Written instruction: Could you change every "y-tick-label" in the entries below to "vertical-tick-label", leave everything else as it is, and omit the pictures from your answer?

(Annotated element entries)
>> begin
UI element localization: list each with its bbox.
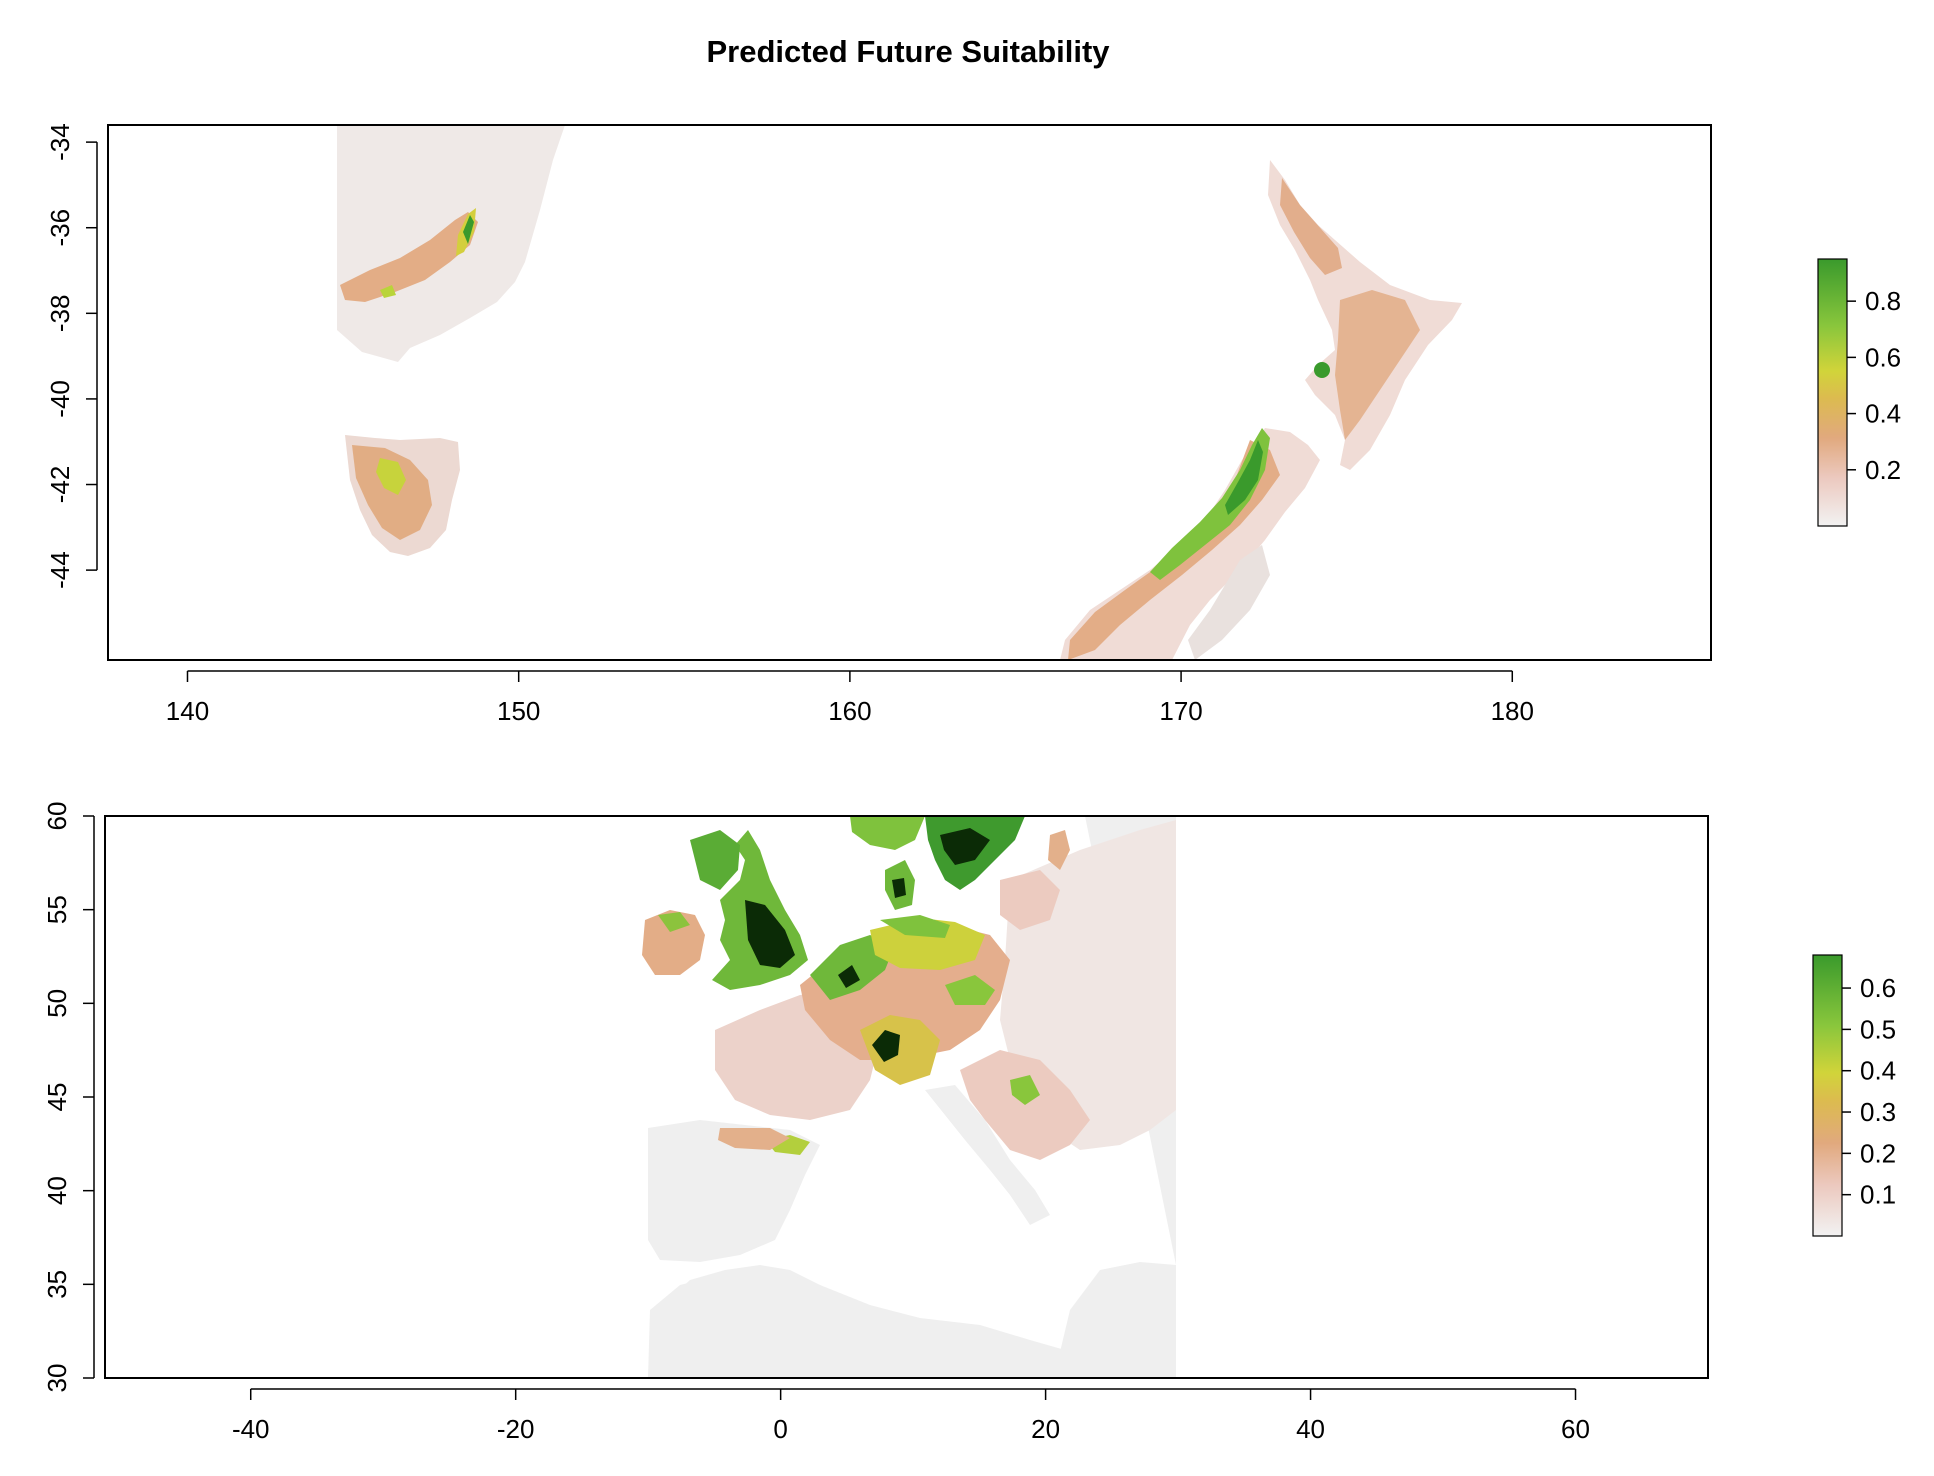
alps-dark — [872, 1030, 900, 1062]
y-tick-label: -38 — [45, 295, 75, 333]
oceania-map: 140 150 160 170 180 -34-36-38-40-42-44 0.80.… — [45, 123, 1901, 726]
australia-alps — [340, 212, 478, 302]
england-dark — [745, 900, 795, 968]
norway-south — [850, 816, 925, 850]
europe-legend-ticks: 0.6 0.5 0.4 0.3 0.2 0.1 — [1842, 973, 1896, 1210]
x-tick-label: 170 — [1159, 696, 1202, 726]
australia-alps-west — [380, 285, 396, 298]
baltic-coast-green — [880, 915, 950, 938]
x-tick-label: 20 — [1031, 1414, 1060, 1444]
legend-tick-label: 0.6 — [1860, 973, 1896, 1003]
north-spain — [718, 1128, 790, 1150]
legend-tick-label: 0.4 — [1860, 1056, 1896, 1086]
legend-tick-label: 0.2 — [1860, 1138, 1896, 1168]
denmark-dark — [892, 878, 906, 898]
nz-north-dry — [1280, 178, 1342, 275]
x-tick-label: 180 — [1491, 696, 1534, 726]
oceania-raster — [337, 125, 1462, 660]
y-tick-label: -36 — [45, 209, 75, 247]
iberia — [648, 1120, 820, 1262]
ireland-green — [658, 912, 690, 932]
oceania-y-axis: -34 -36 -38 -40 -42 -44 — [45, 123, 98, 589]
europe-legend-bar — [1812, 954, 1843, 1237]
figure-title: Predicted Future Suitability — [706, 34, 1110, 69]
oceania-legend-bar — [1817, 258, 1848, 527]
x-tick-label: 160 — [828, 696, 871, 726]
europe-y-axis: 60 55 50 45 40 35 30 — [42, 802, 95, 1393]
x-tick-label: -20 — [497, 1414, 535, 1444]
y-tick-label: -44 — [45, 551, 75, 589]
nz-north-central — [1335, 290, 1420, 440]
finland-coast — [1048, 830, 1070, 870]
y-tick-label: 60 — [42, 802, 72, 831]
europe-plot-frame — [104, 815, 1709, 1379]
europe-x-axis: -40 -20 0 20 40 60 — [232, 1388, 1590, 1444]
y-tick-label: 35 — [42, 1270, 72, 1299]
europe-raster — [642, 816, 1176, 1378]
y-tick-label: -40 — [45, 380, 75, 418]
y-tick-label: -34 — [45, 123, 75, 161]
y-tick-label: 55 — [42, 895, 72, 924]
benelux-dark — [838, 965, 860, 988]
legend-tick-label: 0.2 — [1865, 455, 1901, 485]
legend-tick-label: 0.8 — [1865, 286, 1901, 316]
x-tick-label: 40 — [1296, 1414, 1325, 1444]
baltics — [1000, 870, 1060, 930]
tasmania-core — [376, 458, 406, 495]
oceania-legend-ticks: 0.8 0.6 0.4 0.2 — [1847, 286, 1901, 485]
x-tick-label: 0 — [773, 1414, 787, 1444]
x-tick-label: -40 — [232, 1414, 270, 1444]
y-tick-label: 30 — [42, 1364, 72, 1393]
y-tick-label: 40 — [42, 1176, 72, 1205]
nz-south-east — [1188, 545, 1270, 660]
italy — [925, 1085, 1050, 1225]
oceania-x-axis: 140 150 160 170 180 — [166, 670, 1534, 726]
x-tick-label: 140 — [166, 696, 209, 726]
oceania-plot-frame — [107, 124, 1712, 661]
nz-taranaki — [1314, 362, 1330, 378]
north-africa — [648, 1268, 1176, 1378]
y-tick-label: 45 — [42, 1083, 72, 1112]
y-tick-label: -42 — [45, 466, 75, 504]
australia-alps-peak — [463, 215, 474, 244]
ireland — [642, 910, 705, 975]
balkans-green — [1010, 1075, 1040, 1105]
alps-yellow — [860, 1015, 940, 1085]
legend-tick-label: 0.6 — [1865, 342, 1901, 372]
sweden-dark — [940, 828, 990, 865]
legend-tick-label: 0.1 — [1860, 1180, 1896, 1210]
scotland — [690, 830, 740, 890]
legend-tick-label: 0.3 — [1860, 1097, 1896, 1127]
y-tick-label: 50 — [42, 989, 72, 1018]
nz-southern-alps — [1150, 428, 1270, 580]
czech-green — [945, 975, 995, 1005]
legend-tick-label: 0.4 — [1865, 399, 1901, 429]
legend-tick-label: 0.5 — [1860, 1014, 1896, 1044]
tasmania-west — [352, 445, 432, 540]
x-tick-label: 150 — [497, 696, 540, 726]
nz-southern-alps-core — [1225, 440, 1263, 515]
x-tick-label: 60 — [1561, 1414, 1590, 1444]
>> end
Solution for this problem:
UI element localization: list each with its bbox.
alps-dark — [872, 1030, 900, 1062]
vertical-tick-label: -38 — [45, 295, 75, 333]
oceania-map: 140 150 160 170 180 -34-36-38-40-42-44 0.80.… — [45, 123, 1901, 726]
australia-alps — [340, 212, 478, 302]
england-dark — [745, 900, 795, 968]
norway-south — [850, 816, 925, 850]
europe-legend-ticks: 0.6 0.5 0.4 0.3 0.2 0.1 — [1842, 973, 1896, 1210]
x-tick-label: 170 — [1159, 696, 1202, 726]
australia-alps-west — [380, 285, 396, 298]
baltic-coast-green — [880, 915, 950, 938]
x-tick-label: 20 — [1031, 1414, 1060, 1444]
legend-tick-label: 0.6 — [1860, 973, 1896, 1003]
north-spain — [718, 1128, 790, 1150]
legend-tick-label: 0.4 — [1860, 1056, 1896, 1086]
legend-tick-label: 0.2 — [1860, 1138, 1896, 1168]
denmark-dark — [892, 878, 906, 898]
nz-north-dry — [1280, 178, 1342, 275]
x-tick-label: 180 — [1491, 696, 1534, 726]
oceania-raster — [337, 125, 1462, 660]
vertical-tick-label: -36 — [45, 209, 75, 247]
iberia — [648, 1120, 820, 1262]
ireland-green — [658, 912, 690, 932]
oceania-y-axis: -34 -36 -38 -40 -42 -44 — [45, 123, 98, 589]
europe-legend-bar — [1812, 954, 1843, 1237]
figure-title: Predicted Future Suitability — [706, 34, 1110, 69]
oceania-legend-bar — [1817, 258, 1848, 527]
x-tick-label: 160 — [828, 696, 871, 726]
europe-y-axis: 60 55 50 45 40 35 30 — [42, 802, 95, 1393]
x-tick-label: -20 — [497, 1414, 535, 1444]
vertical-tick-label: -44 — [45, 551, 75, 589]
nz-north-central — [1335, 290, 1420, 440]
finland-coast — [1048, 830, 1070, 870]
vertical-tick-label: 60 — [42, 802, 72, 831]
europe-plot-frame — [104, 815, 1709, 1379]
europe-x-axis: -40 -20 0 20 40 60 — [232, 1388, 1590, 1444]
vertical-tick-label: 35 — [42, 1270, 72, 1299]
europe-raster — [642, 816, 1176, 1378]
vertical-tick-label: -40 — [45, 380, 75, 418]
vertical-tick-label: -34 — [45, 123, 75, 161]
vertical-tick-label: 55 — [42, 895, 72, 924]
benelux-dark — [838, 965, 860, 988]
legend-tick-label: 0.2 — [1865, 455, 1901, 485]
legend-tick-label: 0.8 — [1865, 286, 1901, 316]
x-tick-label: 40 — [1296, 1414, 1325, 1444]
baltics — [1000, 870, 1060, 930]
tasmania-core — [376, 458, 406, 495]
oceania-legend-ticks: 0.8 0.6 0.4 0.2 — [1847, 286, 1901, 485]
x-tick-label: 0 — [773, 1414, 787, 1444]
x-tick-label: -40 — [232, 1414, 270, 1444]
vertical-tick-label: 30 — [42, 1364, 72, 1393]
vertical-tick-label: 40 — [42, 1176, 72, 1205]
nz-south-east — [1188, 545, 1270, 660]
italy — [925, 1085, 1050, 1225]
oceania-x-axis: 140 150 160 170 180 — [166, 670, 1534, 726]
x-tick-label: 140 — [166, 696, 209, 726]
oceania-plot-frame — [107, 124, 1712, 661]
nz-taranaki — [1314, 362, 1330, 378]
north-africa — [648, 1268, 1176, 1378]
vertical-tick-label: 45 — [42, 1083, 72, 1112]
vertical-tick-label: -42 — [45, 466, 75, 504]
australia-alps-peak — [463, 215, 474, 244]
ireland — [642, 910, 705, 975]
balkans-green — [1010, 1075, 1040, 1105]
alps-yellow — [860, 1015, 940, 1085]
legend-tick-label: 0.6 — [1865, 342, 1901, 372]
sweden-dark — [940, 828, 990, 865]
legend-tick-label: 0.1 — [1860, 1180, 1896, 1210]
scotland — [690, 830, 740, 890]
legend-tick-label: 0.3 — [1860, 1097, 1896, 1127]
vertical-tick-label: 50 — [42, 989, 72, 1018]
nz-southern-alps — [1150, 428, 1270, 580]
czech-green — [945, 975, 995, 1005]
legend-tick-label: 0.4 — [1865, 399, 1901, 429]
legend-tick-label: 0.5 — [1860, 1014, 1896, 1044]
tasmania-west — [352, 445, 432, 540]
x-tick-label: 150 — [497, 696, 540, 726]
nz-southern-alps-core — [1225, 440, 1263, 515]
x-tick-label: 60 — [1561, 1414, 1590, 1444]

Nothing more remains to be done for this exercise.